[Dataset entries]
■ ■ ■ ■
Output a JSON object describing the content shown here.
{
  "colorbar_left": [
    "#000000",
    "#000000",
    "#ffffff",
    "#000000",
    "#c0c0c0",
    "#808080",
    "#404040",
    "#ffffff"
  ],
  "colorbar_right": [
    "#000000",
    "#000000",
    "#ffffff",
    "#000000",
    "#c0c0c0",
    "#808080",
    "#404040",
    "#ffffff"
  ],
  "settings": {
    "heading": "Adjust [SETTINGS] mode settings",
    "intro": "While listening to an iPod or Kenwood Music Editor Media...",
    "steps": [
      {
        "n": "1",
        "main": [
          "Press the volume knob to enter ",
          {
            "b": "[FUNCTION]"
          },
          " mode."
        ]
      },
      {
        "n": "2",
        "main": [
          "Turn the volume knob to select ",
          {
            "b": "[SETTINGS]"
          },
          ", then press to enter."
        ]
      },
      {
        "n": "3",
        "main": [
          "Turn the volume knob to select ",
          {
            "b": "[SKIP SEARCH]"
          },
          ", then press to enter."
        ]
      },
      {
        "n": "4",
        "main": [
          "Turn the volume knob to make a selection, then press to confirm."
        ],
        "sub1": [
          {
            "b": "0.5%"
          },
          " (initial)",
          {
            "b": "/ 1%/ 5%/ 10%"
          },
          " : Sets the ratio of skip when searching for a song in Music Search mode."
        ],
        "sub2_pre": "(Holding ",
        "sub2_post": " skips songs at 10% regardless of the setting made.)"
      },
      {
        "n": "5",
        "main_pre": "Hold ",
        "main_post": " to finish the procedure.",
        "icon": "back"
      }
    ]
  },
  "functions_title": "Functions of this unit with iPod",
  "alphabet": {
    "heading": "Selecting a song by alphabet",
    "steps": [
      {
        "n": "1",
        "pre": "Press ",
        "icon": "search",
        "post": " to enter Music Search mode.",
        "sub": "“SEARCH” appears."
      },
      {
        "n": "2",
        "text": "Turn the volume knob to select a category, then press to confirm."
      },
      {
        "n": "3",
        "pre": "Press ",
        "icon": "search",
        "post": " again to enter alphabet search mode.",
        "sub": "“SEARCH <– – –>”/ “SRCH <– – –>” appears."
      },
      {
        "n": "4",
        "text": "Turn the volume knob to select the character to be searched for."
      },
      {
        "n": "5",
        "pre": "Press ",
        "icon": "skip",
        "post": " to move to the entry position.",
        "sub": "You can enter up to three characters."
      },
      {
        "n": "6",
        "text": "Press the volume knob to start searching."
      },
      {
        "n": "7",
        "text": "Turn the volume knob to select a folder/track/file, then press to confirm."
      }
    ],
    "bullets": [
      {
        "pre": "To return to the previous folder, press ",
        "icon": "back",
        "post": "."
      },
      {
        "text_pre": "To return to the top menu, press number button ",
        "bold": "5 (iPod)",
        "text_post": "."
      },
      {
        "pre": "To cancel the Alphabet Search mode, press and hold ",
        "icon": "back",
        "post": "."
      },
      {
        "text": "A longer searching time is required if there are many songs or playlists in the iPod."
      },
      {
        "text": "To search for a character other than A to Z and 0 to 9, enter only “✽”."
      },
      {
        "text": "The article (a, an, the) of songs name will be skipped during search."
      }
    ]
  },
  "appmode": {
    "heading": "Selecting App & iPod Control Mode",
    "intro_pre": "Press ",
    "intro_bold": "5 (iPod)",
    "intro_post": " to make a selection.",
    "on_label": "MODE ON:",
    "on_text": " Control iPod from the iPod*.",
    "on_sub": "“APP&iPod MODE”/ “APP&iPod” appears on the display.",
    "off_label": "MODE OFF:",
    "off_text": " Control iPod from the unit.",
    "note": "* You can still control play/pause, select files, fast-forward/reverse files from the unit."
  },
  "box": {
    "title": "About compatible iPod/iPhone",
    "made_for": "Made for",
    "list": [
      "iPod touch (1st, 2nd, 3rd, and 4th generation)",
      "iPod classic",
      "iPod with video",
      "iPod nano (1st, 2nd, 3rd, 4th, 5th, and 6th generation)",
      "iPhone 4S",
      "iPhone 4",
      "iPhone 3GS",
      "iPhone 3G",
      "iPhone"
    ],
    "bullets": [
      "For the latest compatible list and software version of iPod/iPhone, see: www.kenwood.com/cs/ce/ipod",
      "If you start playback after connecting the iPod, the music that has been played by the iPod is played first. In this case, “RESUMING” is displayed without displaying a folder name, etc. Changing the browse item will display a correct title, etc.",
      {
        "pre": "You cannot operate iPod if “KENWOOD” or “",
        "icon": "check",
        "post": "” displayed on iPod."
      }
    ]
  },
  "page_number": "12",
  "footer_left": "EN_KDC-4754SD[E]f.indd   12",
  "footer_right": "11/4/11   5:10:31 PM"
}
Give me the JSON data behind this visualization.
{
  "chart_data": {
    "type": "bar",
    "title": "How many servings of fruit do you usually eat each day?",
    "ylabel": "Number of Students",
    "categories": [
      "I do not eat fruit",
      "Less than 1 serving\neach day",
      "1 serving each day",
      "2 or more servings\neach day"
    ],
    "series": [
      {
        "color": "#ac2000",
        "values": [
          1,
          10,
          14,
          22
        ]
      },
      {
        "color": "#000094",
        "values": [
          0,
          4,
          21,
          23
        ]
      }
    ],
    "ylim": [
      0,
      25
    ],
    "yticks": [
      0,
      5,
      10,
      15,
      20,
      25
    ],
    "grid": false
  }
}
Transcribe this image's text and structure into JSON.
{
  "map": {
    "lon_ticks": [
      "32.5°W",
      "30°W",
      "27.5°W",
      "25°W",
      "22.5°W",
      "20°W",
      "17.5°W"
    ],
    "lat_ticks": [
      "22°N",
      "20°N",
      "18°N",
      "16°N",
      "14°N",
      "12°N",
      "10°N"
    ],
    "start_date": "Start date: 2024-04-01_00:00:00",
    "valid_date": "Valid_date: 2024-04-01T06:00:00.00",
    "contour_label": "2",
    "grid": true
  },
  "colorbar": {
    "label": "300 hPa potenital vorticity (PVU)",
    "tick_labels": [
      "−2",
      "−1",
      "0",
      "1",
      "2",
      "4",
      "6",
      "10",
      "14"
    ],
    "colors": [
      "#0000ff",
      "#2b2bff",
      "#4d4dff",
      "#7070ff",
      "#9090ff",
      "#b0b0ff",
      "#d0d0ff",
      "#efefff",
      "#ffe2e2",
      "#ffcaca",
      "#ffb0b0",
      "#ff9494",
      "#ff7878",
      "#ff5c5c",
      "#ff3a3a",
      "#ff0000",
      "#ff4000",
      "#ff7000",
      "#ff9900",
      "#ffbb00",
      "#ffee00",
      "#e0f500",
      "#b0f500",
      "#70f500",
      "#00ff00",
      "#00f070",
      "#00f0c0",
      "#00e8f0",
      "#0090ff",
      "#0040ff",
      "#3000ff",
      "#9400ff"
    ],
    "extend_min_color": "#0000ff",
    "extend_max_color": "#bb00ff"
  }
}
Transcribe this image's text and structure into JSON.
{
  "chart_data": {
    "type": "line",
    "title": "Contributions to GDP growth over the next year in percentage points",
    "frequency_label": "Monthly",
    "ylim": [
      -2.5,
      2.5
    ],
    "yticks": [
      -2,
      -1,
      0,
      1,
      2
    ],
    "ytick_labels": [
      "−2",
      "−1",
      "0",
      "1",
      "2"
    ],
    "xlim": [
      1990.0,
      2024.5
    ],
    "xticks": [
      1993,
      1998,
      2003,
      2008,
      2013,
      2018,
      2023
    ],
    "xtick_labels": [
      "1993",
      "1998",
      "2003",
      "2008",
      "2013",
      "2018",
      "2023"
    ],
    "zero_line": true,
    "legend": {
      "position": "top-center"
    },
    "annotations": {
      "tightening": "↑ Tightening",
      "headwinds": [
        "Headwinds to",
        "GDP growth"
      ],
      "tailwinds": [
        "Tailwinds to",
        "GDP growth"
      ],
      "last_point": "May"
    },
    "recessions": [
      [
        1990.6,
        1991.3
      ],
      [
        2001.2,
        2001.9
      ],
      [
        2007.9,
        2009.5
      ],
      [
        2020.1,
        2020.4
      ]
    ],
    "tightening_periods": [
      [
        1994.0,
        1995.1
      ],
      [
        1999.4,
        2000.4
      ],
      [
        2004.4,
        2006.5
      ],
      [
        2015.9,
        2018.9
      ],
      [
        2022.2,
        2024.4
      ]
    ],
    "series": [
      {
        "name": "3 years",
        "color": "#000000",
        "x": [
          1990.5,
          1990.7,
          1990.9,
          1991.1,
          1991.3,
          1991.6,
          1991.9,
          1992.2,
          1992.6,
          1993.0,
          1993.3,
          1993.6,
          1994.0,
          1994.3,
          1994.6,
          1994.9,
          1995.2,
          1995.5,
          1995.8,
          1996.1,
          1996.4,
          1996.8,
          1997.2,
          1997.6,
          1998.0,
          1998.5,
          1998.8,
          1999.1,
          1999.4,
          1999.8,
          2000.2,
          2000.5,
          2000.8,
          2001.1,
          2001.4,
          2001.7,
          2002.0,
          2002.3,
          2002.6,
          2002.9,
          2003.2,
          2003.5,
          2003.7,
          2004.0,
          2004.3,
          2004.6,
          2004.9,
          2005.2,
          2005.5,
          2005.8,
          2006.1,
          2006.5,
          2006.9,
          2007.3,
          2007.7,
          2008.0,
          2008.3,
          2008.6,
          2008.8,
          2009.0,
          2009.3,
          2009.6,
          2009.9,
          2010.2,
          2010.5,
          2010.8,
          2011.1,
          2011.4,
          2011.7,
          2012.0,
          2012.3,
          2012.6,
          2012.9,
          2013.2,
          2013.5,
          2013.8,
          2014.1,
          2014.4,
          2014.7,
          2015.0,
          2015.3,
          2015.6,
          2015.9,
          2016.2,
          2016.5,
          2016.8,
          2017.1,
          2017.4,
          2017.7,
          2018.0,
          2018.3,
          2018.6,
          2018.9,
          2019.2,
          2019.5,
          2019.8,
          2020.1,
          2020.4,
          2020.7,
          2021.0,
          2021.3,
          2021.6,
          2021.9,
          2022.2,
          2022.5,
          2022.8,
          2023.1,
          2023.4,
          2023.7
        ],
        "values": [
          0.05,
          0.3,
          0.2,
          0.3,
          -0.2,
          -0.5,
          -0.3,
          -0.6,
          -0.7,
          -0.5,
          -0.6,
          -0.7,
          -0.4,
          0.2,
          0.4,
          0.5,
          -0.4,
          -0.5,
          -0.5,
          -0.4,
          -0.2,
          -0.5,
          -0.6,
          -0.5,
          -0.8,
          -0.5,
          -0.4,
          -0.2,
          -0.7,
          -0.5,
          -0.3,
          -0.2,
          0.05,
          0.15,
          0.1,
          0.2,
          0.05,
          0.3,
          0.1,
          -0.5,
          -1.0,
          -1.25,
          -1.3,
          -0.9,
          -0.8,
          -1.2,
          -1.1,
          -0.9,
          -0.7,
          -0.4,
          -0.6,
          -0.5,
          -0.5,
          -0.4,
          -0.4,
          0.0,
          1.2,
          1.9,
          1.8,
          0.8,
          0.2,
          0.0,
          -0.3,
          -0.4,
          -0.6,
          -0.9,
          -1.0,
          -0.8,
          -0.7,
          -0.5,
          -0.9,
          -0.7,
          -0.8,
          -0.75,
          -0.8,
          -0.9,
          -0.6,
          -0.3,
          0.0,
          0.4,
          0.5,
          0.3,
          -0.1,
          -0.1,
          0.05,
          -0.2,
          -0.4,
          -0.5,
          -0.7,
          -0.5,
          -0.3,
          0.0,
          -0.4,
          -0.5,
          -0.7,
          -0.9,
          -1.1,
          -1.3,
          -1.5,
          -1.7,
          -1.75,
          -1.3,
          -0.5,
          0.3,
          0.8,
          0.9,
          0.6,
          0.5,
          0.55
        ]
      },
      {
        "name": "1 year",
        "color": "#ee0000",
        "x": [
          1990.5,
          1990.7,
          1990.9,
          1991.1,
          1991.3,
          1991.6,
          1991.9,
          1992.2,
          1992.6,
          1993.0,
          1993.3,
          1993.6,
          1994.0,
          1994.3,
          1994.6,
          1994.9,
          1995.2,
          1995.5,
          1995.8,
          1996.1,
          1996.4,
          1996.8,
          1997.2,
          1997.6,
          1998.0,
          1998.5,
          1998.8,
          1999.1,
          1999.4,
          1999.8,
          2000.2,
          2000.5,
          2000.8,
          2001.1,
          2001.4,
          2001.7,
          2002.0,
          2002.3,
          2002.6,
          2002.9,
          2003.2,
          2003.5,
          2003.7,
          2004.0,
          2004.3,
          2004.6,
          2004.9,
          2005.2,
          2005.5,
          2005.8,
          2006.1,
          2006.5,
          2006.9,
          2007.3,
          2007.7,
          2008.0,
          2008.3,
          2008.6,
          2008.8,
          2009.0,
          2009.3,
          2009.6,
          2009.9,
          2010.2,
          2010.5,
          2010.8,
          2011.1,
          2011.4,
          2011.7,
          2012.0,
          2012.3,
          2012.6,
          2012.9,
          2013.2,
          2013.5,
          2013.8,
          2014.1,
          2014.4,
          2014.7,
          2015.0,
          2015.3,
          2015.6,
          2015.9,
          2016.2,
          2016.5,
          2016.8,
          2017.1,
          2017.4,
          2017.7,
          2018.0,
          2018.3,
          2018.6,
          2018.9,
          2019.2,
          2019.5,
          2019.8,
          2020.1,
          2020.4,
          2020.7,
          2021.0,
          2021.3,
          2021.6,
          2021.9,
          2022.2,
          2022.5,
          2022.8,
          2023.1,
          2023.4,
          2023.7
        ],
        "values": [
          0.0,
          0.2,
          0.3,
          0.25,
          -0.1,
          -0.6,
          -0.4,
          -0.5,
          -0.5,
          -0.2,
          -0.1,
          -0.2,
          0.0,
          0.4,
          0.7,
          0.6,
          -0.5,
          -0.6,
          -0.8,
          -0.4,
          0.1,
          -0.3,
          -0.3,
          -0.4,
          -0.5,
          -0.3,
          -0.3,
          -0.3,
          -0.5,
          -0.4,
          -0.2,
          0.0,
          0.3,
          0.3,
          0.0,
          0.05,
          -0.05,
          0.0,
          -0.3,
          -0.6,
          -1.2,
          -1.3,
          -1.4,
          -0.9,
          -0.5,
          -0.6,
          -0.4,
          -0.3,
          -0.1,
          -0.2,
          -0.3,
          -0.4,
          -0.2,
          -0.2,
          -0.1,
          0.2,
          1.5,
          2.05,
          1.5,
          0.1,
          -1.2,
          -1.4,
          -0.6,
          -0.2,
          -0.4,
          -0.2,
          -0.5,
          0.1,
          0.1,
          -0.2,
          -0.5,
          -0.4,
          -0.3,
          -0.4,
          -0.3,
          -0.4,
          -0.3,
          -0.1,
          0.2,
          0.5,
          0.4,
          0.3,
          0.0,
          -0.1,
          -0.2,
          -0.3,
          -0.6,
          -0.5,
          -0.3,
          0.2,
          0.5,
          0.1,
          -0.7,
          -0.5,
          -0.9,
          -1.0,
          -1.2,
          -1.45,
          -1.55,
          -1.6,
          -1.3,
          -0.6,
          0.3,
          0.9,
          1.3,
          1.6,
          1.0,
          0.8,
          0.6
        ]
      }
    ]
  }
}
■ ■ ■ ■
## Given exercise:
Determine how many lines of the data contain "then" and give nothing but that number.

## Solution for this task:
5